— Start RECORDS FOR THIS EXERCISE —

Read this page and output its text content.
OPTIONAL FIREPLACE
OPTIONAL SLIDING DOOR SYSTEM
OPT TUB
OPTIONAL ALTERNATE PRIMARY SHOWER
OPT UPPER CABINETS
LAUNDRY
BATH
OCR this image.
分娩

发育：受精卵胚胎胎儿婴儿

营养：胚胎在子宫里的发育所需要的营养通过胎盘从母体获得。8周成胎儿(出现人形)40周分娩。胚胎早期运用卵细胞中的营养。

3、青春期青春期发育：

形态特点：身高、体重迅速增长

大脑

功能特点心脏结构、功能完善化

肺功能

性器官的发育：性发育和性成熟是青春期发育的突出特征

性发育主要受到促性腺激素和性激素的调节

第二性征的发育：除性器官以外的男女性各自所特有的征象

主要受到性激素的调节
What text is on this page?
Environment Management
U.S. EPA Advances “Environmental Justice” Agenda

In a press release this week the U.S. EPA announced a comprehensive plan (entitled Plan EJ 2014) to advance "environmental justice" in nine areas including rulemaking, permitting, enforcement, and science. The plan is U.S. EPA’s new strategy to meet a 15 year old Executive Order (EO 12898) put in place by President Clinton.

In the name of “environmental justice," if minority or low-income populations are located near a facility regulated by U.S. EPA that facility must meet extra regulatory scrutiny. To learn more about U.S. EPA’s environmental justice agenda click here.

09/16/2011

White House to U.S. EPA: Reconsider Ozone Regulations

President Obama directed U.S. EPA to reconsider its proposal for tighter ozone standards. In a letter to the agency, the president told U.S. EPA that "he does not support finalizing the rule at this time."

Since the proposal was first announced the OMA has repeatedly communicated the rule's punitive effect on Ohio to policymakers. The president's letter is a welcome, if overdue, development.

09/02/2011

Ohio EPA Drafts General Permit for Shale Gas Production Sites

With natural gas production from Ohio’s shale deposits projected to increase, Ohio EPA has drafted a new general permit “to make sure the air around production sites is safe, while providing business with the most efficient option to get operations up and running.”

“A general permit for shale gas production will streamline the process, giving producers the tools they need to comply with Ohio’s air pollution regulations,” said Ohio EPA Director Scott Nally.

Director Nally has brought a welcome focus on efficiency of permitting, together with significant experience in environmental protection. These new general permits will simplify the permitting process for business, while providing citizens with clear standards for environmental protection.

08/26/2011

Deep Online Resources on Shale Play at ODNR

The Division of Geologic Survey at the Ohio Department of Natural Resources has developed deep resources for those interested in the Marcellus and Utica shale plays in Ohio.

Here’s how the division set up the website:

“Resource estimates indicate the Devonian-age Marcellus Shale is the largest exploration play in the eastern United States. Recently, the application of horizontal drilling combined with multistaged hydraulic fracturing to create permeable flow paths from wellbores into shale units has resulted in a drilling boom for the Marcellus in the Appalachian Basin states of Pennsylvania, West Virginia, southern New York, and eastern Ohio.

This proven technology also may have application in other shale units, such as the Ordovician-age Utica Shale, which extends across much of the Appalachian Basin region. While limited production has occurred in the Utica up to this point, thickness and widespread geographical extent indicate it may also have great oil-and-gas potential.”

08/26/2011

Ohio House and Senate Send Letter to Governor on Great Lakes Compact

— End RECORDS FOR THIS EXERCISE —

> WHAT TO DO: Provide an exact reproduction of all the entries shown above.

> RESULT OF THE EXERCISE:
Read this page and output its text content.
OPTIONAL FIREPLACE
OPTIONAL SLIDING DOOR SYSTEM
OPT TUB
OPTIONAL ALTERNATE PRIMARY SHOWER
OPT UPPER CABINETS
LAUNDRY
BATH
OCR this image.
分娩

发育：受精卵胚胎胎儿婴儿

营养：胚胎在子宫里的发育所需要的营养通过胎盘从母体获得。8周成胎儿(出现人形)40周分娩。胚胎早期运用卵细胞中的营养。

3、青春期青春期发育：

形态特点：身高、体重迅速增长

大脑

功能特点心脏结构、功能完善化

肺功能

性器官的发育：性发育和性成熟是青春期发育的突出特征

性发育主要受到促性腺激素和性激素的调节

第二性征的发育：除性器官以外的男女性各自所特有的征象

主要受到性激素的调节
What text is on this page?
Environment Management
U.S. EPA Advances “Environmental Justice” Agenda

In a press release this week the U.S. EPA announced a comprehensive plan (entitled Plan EJ 2014) to advance "environmental justice" in nine areas including rulemaking, permitting, enforcement, and science. The plan is U.S. EPA’s new strategy to meet a 15 year old Executive Order (EO 12898) put in place by President Clinton.

In the name of “environmental justice," if minority or low-income populations are located near a facility regulated by U.S. EPA that facility must meet extra regulatory scrutiny. To learn more about U.S. EPA’s environmental justice agenda click here.

09/16/2011

White House to U.S. EPA: Reconsider Ozone Regulations

President Obama directed U.S. EPA to reconsider its proposal for tighter ozone standards. In a letter to the agency, the president told U.S. EPA that "he does not support finalizing the rule at this time."

Since the proposal was first announced the OMA has repeatedly communicated the rule's punitive effect on Ohio to policymakers. The president's letter is a welcome, if overdue, development.

09/02/2011

Ohio EPA Drafts General Permit for Shale Gas Production Sites

With natural gas production from Ohio’s shale deposits projected to increase, Ohio EPA has drafted a new general permit “to make sure the air around production sites is safe, while providing business with the most efficient option to get operations up and running.”

“A general permit for shale gas production will streamline the process, giving producers the tools they need to comply with Ohio’s air pollution regulations,” said Ohio EPA Director Scott Nally.

Director Nally has brought a welcome focus on efficiency of permitting, together with significant experience in environmental protection. These new general permits will simplify the permitting process for business, while providing citizens with clear standards for environmental protection.

08/26/2011

Deep Online Resources on Shale Play at ODNR

The Division of Geologic Survey at the Ohio Department of Natural Resources has developed deep resources for those interested in the Marcellus and Utica shale plays in Ohio.

Here’s how the division set up the website:

“Resource estimates indicate the Devonian-age Marcellus Shale is the largest exploration play in the eastern United States. Recently, the application of horizontal drilling combined with multistaged hydraulic fracturing to create permeable flow paths from wellbores into shale units has resulted in a drilling boom for the Marcellus in the Appalachian Basin states of Pennsylvania, West Virginia, southern New York, and eastern Ohio.

This proven technology also may have application in other shale units, such as the Ordovician-age Utica Shale, which extends across much of the Appalachian Basin region. While limited production has occurred in the Utica up to this point, thickness and widespread geographical extent indicate it may also have great oil-and-gas potential.”

08/26/2011

Ohio House and Senate Send Letter to Governor on Great Lakes Compact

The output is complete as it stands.